▶ THE EXERCISE: Look through the lines below and extract any with the word "this".

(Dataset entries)
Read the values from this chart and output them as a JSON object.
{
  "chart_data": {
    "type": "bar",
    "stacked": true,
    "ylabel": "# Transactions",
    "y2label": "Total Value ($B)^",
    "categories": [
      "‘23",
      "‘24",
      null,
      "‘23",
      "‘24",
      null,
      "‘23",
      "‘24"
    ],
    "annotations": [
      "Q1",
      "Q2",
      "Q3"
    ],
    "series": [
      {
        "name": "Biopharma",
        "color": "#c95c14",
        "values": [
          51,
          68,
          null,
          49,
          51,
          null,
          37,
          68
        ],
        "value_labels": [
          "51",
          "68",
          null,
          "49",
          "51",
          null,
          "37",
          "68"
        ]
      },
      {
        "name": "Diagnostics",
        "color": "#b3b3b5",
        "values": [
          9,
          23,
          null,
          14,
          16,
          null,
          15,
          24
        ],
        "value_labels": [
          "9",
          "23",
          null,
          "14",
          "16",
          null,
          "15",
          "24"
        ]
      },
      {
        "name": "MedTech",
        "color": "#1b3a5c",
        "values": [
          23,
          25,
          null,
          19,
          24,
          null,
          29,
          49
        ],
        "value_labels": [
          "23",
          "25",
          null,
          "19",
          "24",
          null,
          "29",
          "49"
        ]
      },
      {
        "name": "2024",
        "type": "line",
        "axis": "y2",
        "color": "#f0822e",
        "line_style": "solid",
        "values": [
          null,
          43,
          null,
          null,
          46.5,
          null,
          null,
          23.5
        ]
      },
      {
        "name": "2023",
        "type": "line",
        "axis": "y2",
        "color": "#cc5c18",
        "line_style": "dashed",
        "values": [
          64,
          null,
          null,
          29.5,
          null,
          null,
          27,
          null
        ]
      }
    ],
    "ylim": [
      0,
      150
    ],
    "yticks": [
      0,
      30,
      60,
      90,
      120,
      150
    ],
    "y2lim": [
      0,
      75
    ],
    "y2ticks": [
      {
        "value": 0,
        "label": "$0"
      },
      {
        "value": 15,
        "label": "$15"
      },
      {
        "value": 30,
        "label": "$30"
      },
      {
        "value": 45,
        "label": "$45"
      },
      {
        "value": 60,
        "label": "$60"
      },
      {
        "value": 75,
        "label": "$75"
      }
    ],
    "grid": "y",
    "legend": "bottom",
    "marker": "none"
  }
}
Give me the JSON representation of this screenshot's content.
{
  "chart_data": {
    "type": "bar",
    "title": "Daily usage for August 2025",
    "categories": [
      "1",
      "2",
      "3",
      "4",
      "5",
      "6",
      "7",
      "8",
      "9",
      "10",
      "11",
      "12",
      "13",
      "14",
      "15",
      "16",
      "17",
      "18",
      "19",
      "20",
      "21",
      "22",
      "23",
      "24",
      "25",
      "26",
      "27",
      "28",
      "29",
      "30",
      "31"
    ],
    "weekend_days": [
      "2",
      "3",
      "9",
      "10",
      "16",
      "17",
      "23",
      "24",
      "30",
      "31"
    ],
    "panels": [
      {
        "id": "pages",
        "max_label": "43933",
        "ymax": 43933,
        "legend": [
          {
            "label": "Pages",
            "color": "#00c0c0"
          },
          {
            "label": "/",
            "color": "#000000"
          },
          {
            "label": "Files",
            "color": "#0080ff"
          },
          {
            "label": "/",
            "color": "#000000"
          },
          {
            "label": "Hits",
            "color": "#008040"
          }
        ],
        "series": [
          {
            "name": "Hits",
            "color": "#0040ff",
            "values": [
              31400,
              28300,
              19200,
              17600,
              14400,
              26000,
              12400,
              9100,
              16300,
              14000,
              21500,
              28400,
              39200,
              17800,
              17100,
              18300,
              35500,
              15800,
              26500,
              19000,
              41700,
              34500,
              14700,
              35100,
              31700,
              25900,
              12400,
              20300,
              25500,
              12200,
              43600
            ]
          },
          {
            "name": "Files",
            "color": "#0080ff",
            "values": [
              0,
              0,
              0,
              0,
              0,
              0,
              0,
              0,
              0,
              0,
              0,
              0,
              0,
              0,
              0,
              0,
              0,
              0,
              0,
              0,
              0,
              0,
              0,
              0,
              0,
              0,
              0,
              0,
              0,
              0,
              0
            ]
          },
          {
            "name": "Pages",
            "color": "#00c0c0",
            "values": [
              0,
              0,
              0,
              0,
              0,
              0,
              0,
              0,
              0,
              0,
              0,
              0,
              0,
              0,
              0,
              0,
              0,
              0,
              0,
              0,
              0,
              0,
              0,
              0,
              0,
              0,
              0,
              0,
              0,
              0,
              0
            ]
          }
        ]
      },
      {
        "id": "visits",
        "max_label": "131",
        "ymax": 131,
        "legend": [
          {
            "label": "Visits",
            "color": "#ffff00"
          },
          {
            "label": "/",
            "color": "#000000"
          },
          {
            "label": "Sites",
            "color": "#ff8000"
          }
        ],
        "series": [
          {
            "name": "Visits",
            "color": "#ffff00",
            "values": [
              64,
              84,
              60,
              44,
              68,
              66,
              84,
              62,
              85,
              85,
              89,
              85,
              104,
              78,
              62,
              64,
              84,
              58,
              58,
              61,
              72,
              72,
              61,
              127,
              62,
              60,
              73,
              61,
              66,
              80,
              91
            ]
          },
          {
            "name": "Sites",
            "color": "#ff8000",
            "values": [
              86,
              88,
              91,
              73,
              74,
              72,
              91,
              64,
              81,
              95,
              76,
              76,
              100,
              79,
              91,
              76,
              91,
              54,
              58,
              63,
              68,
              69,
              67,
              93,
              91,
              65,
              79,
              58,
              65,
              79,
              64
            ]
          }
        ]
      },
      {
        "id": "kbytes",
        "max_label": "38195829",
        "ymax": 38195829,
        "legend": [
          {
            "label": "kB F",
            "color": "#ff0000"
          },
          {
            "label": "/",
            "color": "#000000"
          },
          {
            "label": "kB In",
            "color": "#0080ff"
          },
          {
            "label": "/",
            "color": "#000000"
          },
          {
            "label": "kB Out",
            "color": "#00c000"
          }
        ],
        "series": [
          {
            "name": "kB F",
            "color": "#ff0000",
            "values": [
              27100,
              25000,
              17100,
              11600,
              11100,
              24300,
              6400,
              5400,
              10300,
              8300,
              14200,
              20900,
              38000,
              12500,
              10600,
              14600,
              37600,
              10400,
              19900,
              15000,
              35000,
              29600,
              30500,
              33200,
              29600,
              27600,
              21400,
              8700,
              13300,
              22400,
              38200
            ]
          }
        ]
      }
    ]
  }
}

▶ OUTPUT OF THE TASK:
Read the values from this chart and output them as a JSON object.
Give me the JSON representation of this screenshot's content.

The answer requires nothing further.